> **SHORT PROBLEM**: Give the number of lines containing "Übergang" in this listing, with no other words.
____ PROVIDED DATA
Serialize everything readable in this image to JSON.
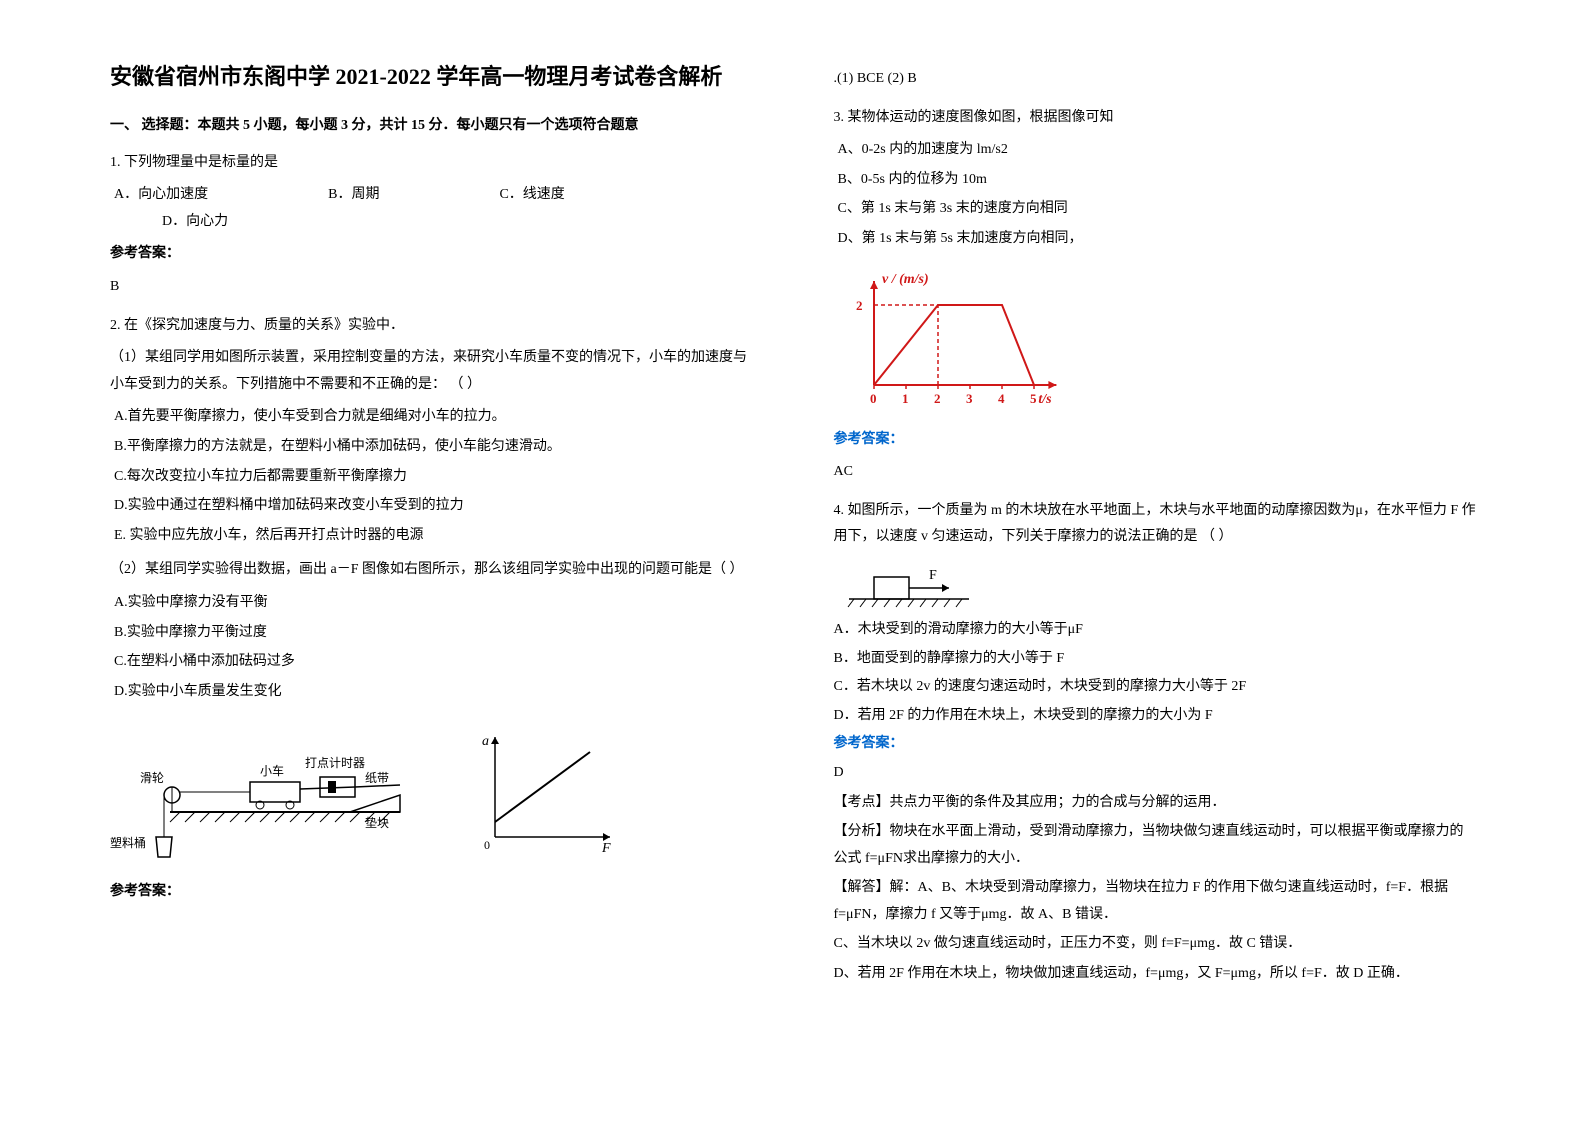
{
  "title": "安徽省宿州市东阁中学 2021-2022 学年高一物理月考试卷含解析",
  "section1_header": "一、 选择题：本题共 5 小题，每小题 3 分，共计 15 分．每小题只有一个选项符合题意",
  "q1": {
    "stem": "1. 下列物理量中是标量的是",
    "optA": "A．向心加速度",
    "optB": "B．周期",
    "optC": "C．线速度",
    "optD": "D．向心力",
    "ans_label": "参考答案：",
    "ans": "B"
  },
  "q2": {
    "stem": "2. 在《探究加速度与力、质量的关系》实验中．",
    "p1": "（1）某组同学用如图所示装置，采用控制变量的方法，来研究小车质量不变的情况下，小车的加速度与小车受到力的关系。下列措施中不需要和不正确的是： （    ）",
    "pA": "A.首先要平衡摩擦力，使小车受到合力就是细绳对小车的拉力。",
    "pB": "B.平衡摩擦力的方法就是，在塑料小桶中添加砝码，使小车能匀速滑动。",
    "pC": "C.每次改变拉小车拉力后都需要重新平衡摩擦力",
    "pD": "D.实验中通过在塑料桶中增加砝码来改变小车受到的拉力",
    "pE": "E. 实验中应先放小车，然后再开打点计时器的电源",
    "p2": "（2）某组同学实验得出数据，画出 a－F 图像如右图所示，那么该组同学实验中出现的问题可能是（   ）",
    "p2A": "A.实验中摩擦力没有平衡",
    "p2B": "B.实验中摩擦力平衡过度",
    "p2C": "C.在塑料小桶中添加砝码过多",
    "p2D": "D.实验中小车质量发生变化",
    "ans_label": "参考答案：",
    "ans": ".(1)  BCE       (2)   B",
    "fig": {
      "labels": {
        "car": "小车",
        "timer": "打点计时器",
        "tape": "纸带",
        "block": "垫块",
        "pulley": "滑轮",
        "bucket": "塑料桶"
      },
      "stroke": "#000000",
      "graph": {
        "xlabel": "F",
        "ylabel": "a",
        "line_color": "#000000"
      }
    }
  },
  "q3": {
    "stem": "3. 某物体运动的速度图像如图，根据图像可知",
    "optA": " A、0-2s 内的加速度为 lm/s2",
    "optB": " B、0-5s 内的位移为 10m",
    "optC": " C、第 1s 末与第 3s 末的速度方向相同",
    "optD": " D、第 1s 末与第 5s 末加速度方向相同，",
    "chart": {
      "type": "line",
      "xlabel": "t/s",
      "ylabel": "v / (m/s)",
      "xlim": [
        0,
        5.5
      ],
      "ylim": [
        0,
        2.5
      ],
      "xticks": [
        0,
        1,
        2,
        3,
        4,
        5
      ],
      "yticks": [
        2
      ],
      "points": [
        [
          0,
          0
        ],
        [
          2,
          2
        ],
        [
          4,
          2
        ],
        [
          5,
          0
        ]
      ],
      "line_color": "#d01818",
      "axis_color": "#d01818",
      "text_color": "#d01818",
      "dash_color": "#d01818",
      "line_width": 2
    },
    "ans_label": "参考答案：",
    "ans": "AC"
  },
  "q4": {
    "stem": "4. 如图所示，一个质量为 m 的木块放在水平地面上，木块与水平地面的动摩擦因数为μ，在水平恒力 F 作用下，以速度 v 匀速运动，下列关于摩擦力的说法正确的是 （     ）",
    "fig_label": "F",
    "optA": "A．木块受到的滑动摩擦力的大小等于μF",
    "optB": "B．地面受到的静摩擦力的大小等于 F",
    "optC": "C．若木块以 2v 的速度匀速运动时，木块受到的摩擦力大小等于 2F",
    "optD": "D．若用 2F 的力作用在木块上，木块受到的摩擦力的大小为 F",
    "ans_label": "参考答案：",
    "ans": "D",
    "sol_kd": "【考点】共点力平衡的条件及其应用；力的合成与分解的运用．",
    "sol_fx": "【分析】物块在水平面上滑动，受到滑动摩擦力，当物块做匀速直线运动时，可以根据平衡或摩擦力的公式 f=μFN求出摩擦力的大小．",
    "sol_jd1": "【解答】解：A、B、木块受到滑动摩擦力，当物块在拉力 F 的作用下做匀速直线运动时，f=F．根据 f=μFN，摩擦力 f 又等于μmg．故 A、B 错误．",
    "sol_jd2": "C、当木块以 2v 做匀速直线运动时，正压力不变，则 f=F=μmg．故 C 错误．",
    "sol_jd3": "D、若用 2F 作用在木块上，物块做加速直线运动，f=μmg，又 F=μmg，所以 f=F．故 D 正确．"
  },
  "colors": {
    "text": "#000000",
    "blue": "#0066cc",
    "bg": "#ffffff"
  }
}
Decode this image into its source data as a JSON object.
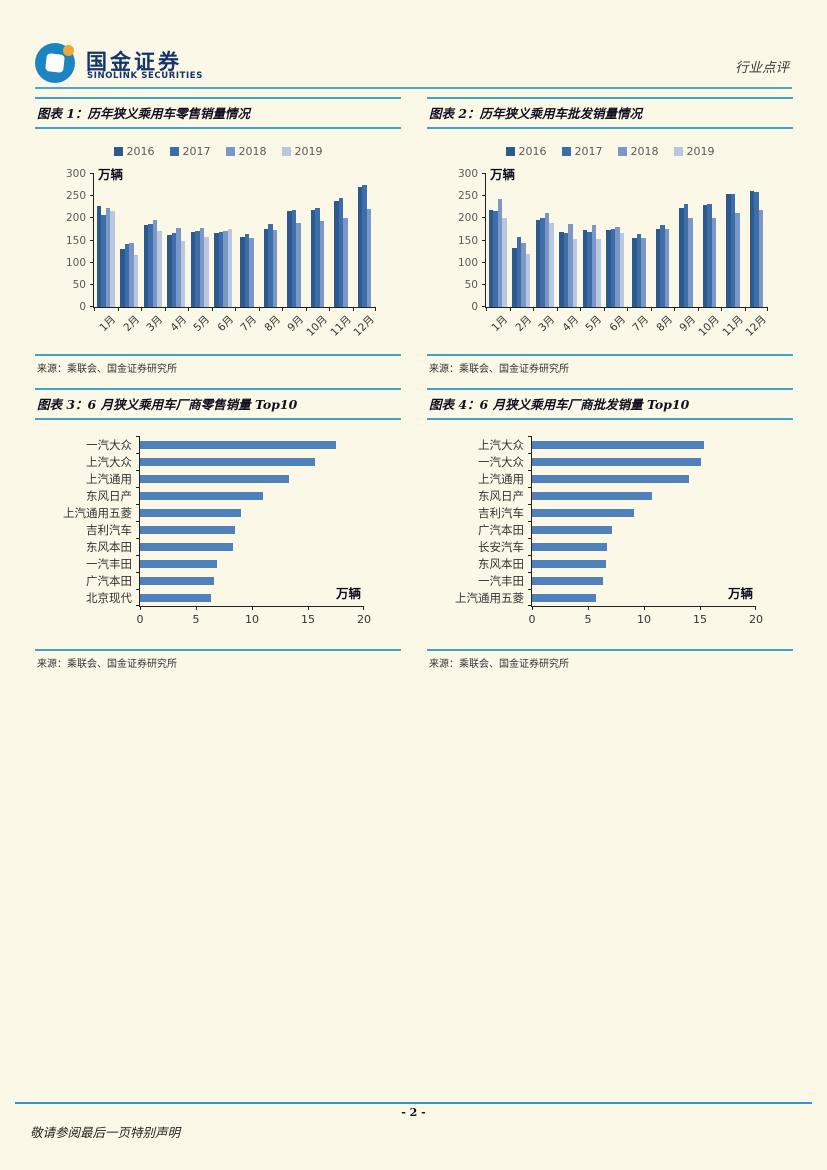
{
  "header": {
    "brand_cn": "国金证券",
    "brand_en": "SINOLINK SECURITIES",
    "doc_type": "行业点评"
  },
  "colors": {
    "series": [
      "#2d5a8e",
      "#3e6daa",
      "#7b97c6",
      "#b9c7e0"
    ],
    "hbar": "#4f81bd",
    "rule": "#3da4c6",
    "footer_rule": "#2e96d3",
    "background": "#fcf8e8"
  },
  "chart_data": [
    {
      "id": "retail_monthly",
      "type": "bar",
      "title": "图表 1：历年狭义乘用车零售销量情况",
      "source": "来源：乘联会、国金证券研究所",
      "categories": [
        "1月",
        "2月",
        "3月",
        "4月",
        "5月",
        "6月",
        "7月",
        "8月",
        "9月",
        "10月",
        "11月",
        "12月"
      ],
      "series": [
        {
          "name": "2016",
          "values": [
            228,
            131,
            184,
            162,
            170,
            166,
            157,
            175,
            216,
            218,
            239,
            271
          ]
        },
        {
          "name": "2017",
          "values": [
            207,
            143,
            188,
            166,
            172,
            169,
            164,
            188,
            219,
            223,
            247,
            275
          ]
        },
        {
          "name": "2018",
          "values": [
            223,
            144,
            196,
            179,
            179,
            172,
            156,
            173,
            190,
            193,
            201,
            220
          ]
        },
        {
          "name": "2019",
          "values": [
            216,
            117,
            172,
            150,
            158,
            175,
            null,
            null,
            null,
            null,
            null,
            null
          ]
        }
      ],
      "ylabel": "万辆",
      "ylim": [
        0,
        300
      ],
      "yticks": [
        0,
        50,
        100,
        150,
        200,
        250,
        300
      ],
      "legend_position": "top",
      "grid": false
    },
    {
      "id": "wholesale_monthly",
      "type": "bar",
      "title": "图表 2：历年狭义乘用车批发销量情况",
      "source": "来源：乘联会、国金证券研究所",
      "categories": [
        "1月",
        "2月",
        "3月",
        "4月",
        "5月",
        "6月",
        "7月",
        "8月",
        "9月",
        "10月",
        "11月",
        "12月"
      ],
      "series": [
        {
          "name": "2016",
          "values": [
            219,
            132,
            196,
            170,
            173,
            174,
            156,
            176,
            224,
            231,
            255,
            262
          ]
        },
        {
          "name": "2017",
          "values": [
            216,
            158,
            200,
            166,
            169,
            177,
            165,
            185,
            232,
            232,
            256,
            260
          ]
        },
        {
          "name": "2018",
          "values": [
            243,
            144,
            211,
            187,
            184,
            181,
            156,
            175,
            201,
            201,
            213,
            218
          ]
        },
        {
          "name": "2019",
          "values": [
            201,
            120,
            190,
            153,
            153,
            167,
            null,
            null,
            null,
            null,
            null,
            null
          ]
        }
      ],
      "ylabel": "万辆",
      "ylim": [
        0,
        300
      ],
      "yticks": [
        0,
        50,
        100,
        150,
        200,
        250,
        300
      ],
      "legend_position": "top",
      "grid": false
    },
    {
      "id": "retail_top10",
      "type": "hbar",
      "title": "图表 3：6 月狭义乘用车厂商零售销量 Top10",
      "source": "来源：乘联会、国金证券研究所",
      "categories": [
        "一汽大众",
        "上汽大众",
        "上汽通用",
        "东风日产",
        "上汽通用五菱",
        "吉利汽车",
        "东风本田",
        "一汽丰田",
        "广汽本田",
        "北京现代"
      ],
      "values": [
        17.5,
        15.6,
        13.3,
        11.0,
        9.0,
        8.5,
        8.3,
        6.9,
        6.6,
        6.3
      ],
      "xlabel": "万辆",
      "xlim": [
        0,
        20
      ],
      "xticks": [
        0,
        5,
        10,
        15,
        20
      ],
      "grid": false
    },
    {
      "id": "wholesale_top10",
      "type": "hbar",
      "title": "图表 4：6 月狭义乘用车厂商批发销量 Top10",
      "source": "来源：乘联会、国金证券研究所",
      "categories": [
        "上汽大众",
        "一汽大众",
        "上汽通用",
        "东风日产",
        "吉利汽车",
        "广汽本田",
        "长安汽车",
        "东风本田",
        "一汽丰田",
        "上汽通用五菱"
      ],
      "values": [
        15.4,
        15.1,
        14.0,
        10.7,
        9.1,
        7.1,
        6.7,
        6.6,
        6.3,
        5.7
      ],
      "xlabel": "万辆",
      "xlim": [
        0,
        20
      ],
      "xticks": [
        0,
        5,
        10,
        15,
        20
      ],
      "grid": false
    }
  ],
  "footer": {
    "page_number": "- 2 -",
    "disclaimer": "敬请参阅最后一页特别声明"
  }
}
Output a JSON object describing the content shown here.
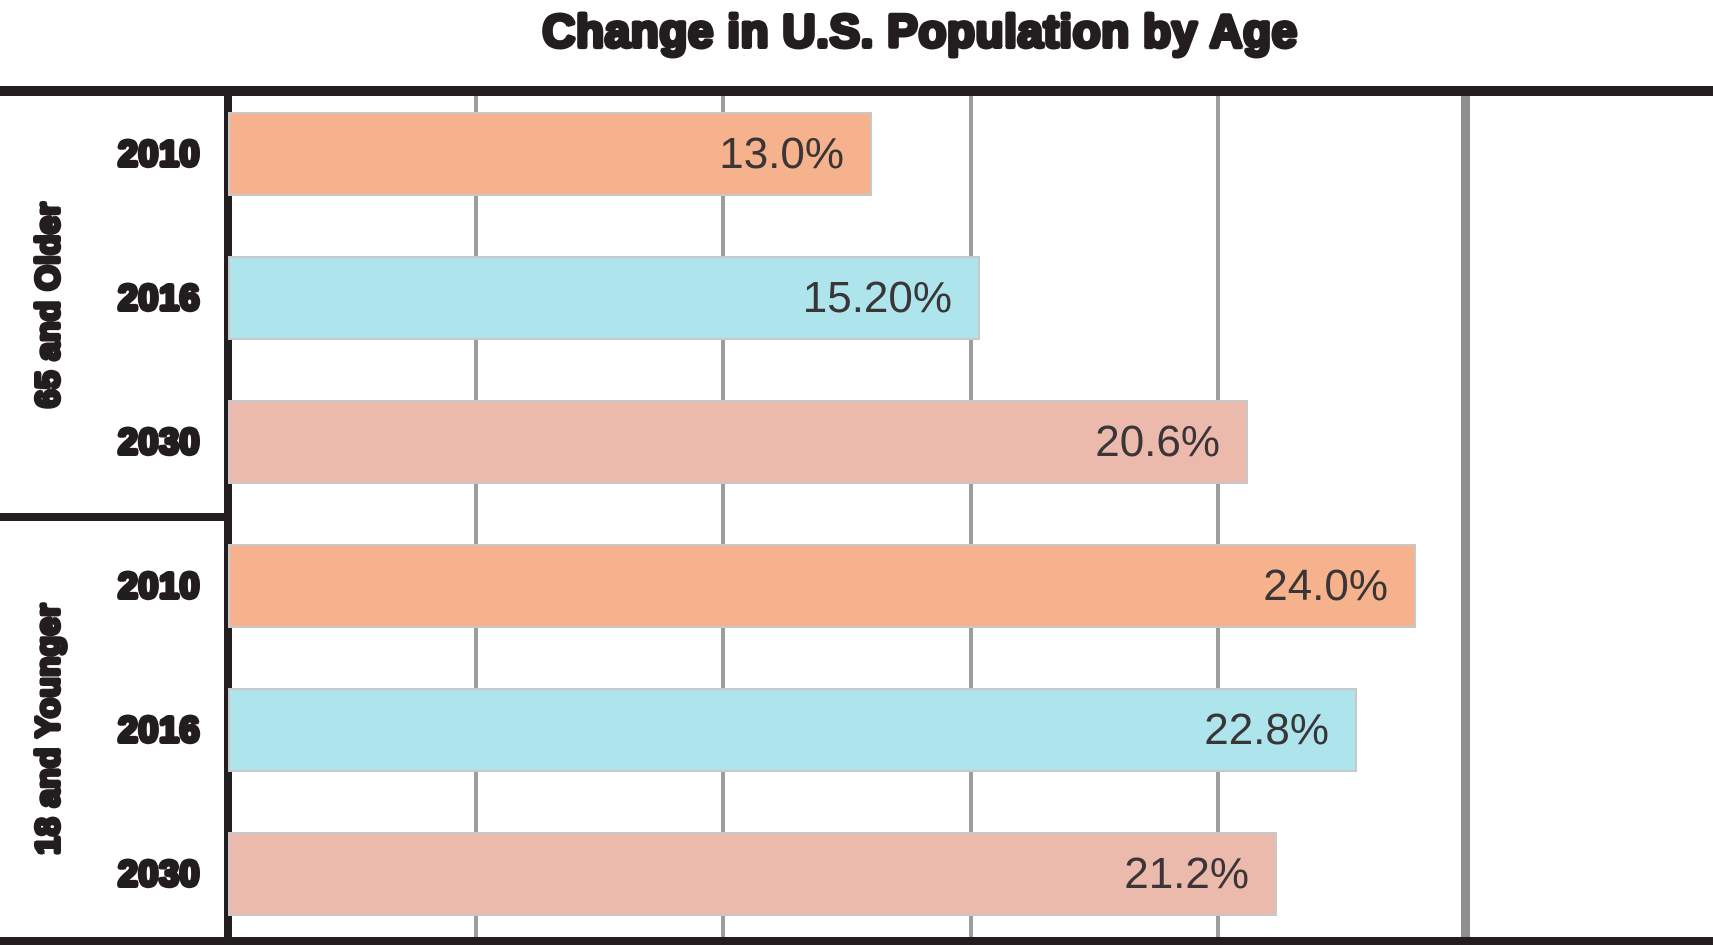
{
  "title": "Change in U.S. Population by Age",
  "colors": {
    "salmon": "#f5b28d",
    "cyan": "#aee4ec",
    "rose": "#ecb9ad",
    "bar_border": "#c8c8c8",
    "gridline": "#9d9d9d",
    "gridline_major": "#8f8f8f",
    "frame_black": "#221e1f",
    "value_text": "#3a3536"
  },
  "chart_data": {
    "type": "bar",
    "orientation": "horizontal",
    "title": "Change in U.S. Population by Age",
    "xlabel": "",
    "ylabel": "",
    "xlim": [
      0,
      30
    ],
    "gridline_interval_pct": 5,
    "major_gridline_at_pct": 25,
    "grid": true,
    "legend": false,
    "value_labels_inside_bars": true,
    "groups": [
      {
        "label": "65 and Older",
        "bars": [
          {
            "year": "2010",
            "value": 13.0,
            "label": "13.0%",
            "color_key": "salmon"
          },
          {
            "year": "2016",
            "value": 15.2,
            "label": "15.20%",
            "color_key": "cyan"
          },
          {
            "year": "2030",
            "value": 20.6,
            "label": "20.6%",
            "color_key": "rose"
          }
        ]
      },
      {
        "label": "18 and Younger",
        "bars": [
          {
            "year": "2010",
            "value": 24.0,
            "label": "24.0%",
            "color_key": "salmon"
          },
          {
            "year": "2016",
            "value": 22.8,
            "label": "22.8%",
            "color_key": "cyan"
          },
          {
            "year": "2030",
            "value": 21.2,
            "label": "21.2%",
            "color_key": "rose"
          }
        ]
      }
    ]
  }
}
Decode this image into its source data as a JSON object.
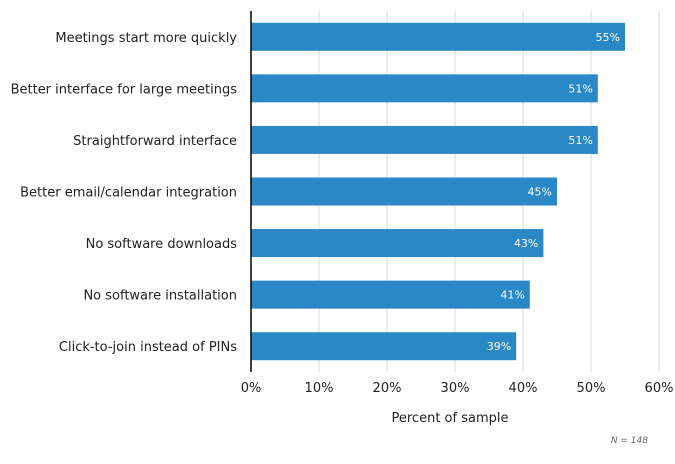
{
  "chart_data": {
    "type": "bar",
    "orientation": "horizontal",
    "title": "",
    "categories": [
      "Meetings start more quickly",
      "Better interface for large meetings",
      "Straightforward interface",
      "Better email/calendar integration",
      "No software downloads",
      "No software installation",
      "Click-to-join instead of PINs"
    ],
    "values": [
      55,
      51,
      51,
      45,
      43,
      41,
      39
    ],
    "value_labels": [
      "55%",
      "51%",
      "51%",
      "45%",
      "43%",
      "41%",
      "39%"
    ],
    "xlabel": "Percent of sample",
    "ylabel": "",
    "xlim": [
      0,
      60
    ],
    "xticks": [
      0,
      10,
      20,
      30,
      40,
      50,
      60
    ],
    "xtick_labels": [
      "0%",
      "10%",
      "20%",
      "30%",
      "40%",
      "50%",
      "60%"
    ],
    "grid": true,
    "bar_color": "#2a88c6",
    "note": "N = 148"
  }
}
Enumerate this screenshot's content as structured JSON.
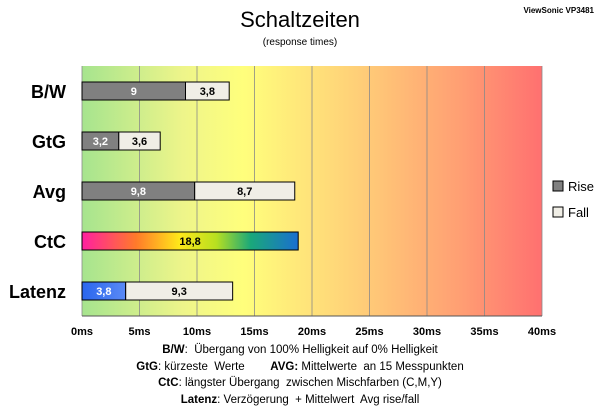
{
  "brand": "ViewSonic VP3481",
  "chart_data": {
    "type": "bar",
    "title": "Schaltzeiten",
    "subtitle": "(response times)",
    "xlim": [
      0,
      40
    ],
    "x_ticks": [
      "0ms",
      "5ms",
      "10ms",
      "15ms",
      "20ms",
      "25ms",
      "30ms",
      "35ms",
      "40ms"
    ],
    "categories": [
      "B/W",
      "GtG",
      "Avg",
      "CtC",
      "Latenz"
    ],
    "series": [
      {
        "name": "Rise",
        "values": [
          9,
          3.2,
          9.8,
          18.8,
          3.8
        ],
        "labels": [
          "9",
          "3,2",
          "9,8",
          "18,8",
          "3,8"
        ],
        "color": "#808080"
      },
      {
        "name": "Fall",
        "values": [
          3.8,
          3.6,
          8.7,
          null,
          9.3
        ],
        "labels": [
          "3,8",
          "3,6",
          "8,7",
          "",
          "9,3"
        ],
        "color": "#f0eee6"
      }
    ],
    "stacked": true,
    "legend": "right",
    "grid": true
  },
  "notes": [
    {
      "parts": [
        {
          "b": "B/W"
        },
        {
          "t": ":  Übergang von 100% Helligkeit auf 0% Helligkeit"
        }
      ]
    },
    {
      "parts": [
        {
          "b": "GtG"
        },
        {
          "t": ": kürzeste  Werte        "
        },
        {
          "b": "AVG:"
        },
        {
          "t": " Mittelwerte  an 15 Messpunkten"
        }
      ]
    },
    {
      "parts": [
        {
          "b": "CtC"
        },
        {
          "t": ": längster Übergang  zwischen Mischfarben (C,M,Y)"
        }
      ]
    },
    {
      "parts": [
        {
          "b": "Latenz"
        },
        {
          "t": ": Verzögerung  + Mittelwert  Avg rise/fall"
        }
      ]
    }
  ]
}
________
> **FULL OUTPUT**: 2